__TASK DESCRIPTION__.
Which lines hold the word "this"? Copy each of them.

__INFORMATION GIVEN__.
※ ※ ※

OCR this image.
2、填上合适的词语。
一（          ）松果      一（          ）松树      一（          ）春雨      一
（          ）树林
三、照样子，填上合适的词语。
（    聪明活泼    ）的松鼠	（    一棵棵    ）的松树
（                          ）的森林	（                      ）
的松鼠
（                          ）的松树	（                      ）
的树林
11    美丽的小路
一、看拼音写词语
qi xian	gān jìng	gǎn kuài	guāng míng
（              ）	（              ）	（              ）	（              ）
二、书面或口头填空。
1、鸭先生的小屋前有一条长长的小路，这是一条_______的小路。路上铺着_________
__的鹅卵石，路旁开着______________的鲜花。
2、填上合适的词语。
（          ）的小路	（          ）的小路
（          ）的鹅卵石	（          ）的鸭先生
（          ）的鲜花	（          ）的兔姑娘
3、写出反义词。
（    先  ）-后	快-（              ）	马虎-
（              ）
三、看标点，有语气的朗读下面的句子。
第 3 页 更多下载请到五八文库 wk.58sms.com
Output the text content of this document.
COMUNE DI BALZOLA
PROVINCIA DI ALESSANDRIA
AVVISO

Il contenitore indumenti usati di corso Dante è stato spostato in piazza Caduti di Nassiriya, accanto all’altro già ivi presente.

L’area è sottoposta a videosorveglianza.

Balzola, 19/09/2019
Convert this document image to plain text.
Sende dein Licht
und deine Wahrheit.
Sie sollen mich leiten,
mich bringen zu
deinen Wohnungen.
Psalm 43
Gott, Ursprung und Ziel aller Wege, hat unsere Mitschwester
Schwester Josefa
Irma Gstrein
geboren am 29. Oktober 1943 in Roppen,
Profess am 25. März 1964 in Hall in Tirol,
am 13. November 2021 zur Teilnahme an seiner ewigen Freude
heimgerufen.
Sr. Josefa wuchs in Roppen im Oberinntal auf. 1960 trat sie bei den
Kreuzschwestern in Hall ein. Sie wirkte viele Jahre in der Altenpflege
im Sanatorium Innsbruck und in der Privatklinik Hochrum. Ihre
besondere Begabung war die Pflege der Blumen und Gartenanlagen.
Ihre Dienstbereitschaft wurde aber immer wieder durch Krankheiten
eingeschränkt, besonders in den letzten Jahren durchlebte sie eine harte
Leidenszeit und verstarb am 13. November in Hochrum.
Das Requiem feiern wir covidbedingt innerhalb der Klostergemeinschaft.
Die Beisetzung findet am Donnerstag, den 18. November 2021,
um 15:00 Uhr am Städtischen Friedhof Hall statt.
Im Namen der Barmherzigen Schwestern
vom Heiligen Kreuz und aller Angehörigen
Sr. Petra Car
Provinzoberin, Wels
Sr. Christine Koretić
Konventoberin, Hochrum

※ ※ ※

__SOLVED EXERCISE__.
OCR this image.
Output the text content of this document.
Convert this document image to plain text.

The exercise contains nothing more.